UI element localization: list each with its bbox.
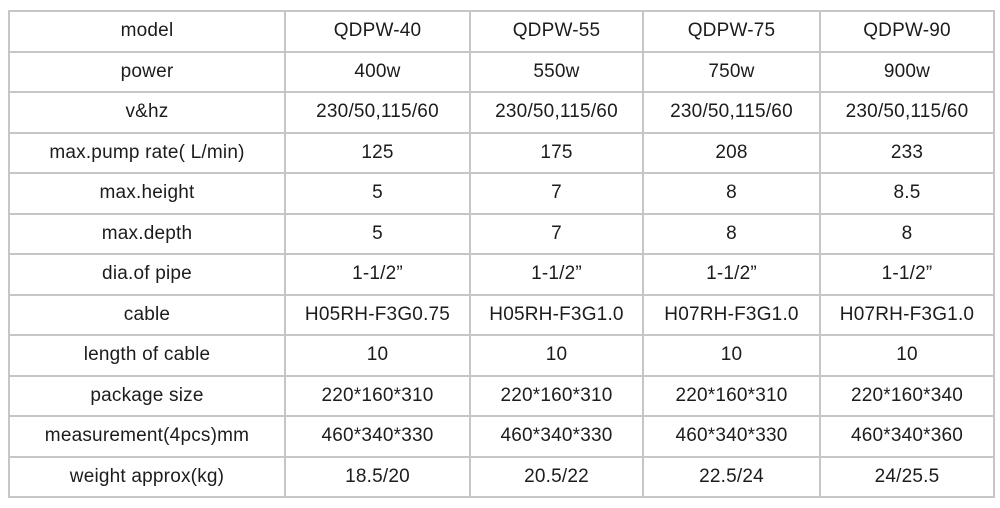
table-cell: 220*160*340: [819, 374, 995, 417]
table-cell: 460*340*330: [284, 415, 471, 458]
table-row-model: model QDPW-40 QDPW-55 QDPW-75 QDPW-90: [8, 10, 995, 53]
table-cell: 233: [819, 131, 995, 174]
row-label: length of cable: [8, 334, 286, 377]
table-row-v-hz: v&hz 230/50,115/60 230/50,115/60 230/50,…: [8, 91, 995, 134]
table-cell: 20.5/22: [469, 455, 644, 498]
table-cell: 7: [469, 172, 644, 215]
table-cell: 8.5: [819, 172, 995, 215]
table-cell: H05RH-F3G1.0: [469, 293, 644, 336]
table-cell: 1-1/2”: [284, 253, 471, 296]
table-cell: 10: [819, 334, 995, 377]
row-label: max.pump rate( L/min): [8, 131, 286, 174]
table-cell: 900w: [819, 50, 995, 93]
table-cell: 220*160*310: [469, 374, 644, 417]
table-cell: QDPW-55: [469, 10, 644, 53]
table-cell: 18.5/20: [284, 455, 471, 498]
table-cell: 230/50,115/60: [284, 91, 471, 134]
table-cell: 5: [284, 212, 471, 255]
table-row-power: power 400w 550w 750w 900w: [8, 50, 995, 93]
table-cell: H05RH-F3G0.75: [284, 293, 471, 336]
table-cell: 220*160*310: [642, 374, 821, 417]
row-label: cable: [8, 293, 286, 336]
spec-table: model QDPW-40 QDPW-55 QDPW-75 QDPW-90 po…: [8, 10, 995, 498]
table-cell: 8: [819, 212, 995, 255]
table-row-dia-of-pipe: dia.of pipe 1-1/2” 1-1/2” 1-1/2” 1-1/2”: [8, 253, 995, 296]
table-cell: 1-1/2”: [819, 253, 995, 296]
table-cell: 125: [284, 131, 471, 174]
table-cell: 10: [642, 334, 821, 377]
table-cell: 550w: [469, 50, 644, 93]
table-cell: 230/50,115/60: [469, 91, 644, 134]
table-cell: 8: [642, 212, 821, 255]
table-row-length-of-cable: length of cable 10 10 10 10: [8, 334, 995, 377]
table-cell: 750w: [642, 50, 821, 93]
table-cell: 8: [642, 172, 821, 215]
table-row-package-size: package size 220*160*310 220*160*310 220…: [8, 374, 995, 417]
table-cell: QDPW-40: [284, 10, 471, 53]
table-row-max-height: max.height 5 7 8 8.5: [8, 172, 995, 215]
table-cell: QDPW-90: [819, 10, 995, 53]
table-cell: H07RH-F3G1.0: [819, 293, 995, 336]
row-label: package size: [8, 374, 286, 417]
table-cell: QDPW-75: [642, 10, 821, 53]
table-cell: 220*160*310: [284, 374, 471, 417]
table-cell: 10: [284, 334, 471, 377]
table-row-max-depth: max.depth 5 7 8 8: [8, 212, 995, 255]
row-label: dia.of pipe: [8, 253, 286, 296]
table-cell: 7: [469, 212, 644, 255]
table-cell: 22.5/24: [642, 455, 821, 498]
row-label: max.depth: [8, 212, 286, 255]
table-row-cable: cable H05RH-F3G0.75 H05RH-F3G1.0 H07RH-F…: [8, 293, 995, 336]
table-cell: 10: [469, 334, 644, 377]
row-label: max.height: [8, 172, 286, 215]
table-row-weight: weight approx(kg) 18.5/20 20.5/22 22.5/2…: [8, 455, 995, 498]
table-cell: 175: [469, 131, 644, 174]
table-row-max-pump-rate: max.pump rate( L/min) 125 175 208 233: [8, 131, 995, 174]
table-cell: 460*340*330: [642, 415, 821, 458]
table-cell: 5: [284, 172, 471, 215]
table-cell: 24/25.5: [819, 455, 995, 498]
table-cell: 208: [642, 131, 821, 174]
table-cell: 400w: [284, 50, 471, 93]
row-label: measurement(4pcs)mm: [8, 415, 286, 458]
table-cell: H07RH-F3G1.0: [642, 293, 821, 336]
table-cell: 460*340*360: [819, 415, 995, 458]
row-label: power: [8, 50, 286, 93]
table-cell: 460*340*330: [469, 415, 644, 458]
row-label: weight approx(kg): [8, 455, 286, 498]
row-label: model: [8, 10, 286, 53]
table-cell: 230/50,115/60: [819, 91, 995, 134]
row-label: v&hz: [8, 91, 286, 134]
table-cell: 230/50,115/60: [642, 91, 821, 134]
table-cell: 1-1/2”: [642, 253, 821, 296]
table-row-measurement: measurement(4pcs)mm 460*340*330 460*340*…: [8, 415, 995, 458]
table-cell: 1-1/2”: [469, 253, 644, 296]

== == ==

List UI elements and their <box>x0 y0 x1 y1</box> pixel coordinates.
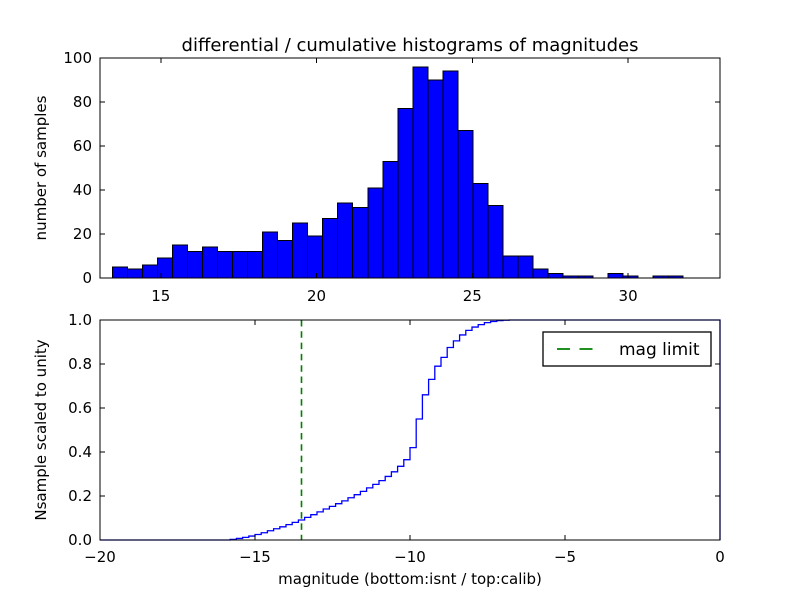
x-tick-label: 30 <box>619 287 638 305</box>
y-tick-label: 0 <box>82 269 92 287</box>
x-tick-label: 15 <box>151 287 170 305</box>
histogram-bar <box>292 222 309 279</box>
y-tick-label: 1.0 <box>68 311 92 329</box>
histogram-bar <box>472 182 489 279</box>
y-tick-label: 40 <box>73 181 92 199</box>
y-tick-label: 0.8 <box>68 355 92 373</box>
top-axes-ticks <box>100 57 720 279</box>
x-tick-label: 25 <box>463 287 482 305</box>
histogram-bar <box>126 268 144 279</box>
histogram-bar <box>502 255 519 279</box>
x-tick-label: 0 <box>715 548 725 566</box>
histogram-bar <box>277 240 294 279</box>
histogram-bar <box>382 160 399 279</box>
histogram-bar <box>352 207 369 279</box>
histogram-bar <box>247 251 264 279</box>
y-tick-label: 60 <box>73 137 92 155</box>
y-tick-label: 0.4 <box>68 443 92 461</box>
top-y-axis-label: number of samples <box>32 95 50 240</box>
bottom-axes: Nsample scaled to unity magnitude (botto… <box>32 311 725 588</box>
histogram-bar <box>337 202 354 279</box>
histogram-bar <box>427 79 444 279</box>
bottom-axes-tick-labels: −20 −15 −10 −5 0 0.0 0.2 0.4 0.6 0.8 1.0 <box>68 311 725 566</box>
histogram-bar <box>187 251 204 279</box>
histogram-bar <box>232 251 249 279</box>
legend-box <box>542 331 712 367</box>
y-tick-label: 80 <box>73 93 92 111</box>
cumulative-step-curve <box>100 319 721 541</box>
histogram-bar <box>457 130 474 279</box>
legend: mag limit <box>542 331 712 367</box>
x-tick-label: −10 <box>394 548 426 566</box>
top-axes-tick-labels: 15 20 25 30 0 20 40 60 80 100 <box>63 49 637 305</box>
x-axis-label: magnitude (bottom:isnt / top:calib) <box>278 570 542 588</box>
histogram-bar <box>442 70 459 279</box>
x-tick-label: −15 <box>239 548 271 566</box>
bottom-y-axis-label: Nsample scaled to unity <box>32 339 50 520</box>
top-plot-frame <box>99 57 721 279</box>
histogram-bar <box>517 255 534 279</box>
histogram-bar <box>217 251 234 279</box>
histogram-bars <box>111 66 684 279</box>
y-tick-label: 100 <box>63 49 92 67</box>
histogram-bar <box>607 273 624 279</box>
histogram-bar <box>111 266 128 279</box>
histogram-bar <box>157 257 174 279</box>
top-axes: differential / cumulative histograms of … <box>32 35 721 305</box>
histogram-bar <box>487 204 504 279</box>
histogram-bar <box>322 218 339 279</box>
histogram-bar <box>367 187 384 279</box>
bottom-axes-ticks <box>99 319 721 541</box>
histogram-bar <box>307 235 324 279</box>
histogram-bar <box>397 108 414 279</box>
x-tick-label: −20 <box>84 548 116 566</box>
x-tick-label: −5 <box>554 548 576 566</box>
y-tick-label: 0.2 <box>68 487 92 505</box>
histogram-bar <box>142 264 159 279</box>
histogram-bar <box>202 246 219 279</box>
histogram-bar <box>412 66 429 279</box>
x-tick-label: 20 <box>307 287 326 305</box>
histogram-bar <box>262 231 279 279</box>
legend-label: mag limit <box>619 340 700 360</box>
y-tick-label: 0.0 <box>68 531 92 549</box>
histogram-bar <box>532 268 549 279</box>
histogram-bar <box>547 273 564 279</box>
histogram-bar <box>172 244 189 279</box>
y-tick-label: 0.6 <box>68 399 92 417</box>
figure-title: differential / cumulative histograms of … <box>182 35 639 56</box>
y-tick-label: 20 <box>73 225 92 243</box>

== == ==

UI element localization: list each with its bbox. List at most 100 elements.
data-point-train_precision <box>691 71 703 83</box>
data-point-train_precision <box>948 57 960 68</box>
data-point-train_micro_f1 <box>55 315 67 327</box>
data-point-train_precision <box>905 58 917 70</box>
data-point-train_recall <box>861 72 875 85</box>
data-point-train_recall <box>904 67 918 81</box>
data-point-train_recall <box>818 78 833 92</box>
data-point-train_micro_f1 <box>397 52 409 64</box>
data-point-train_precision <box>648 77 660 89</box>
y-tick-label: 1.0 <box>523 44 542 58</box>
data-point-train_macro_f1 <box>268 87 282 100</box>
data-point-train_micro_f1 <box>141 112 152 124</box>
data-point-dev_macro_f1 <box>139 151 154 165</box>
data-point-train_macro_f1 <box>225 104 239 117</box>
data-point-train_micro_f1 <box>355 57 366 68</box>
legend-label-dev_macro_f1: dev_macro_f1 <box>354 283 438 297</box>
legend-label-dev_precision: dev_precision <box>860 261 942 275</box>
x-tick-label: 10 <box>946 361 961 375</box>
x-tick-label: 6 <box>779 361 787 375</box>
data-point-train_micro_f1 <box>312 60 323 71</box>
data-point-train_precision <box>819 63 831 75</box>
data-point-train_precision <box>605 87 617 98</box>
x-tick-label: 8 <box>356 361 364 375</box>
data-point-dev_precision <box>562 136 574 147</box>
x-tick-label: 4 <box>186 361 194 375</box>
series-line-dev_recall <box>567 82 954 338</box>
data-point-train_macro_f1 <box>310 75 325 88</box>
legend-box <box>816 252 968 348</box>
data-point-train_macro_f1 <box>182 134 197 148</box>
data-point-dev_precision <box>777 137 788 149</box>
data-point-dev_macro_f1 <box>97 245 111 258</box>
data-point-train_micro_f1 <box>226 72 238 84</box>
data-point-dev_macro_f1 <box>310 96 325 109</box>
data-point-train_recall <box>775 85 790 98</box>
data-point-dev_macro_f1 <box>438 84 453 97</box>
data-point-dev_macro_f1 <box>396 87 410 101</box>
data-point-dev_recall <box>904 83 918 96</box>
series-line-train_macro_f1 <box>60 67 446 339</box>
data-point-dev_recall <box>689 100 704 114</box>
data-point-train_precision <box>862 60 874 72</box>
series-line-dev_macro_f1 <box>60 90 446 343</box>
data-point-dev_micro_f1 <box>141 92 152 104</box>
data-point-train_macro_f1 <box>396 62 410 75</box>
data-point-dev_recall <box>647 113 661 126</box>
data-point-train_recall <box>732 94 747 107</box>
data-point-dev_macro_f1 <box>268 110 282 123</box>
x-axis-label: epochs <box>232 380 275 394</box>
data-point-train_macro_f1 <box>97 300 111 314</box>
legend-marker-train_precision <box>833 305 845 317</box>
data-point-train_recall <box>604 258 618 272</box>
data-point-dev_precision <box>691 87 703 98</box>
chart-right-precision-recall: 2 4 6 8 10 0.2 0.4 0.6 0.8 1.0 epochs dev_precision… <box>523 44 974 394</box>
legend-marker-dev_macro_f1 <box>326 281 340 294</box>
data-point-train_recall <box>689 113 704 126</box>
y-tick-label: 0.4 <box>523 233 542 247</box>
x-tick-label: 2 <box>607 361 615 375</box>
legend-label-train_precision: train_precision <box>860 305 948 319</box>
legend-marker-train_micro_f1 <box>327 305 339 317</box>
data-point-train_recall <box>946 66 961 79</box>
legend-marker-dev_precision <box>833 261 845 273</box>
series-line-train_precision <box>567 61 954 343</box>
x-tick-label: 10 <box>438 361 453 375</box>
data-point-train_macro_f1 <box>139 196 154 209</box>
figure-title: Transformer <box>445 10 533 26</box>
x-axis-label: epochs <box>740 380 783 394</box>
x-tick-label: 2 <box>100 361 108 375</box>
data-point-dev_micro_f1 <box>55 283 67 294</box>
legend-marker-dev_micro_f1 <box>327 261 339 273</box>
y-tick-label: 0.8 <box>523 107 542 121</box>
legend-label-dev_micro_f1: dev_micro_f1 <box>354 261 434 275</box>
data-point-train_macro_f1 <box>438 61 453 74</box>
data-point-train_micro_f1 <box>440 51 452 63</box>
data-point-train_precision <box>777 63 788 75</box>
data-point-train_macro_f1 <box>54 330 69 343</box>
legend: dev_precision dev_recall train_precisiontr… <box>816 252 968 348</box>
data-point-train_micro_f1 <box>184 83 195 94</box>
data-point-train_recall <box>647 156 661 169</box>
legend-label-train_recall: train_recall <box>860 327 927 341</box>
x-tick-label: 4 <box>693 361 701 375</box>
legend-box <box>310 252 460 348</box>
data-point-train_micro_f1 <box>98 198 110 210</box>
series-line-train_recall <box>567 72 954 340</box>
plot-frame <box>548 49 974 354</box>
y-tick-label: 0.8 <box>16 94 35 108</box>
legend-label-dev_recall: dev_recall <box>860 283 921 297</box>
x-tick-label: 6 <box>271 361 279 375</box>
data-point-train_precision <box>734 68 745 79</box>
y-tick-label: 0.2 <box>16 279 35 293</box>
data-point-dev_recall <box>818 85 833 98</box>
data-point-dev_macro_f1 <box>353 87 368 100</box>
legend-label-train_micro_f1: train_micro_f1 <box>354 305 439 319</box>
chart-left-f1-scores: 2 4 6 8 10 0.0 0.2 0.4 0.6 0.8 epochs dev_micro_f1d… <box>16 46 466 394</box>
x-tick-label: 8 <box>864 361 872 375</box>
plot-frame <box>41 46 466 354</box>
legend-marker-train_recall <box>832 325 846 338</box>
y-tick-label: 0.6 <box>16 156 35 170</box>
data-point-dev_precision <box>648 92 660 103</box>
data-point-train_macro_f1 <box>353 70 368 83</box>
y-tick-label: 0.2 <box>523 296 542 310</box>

== == ==

任务要求 >> 请将上方记录中从包含“UI element localization: list each with its bbox. List”的一行起，一直到包含“data-point-train_micro_f1 <box>141 112”的一行为止的全部内容照原样抄录一遍，首尾两行均须包括在内。

参考答案 >>
UI element localization: list each with its bbox. List at most 100 elements.
data-point-train_precision <box>691 71 703 83</box>
data-point-train_precision <box>948 57 960 68</box>
data-point-train_micro_f1 <box>55 315 67 327</box>
data-point-train_precision <box>905 58 917 70</box>
data-point-train_recall <box>861 72 875 85</box>
data-point-train_recall <box>904 67 918 81</box>
data-point-train_recall <box>818 78 833 92</box>
data-point-train_micro_f1 <box>397 52 409 64</box>
data-point-train_precision <box>648 77 660 89</box>
y-tick-label: 1.0 <box>523 44 542 58</box>
data-point-train_macro_f1 <box>268 87 282 100</box>
data-point-train_micro_f1 <box>141 112 152 124</box>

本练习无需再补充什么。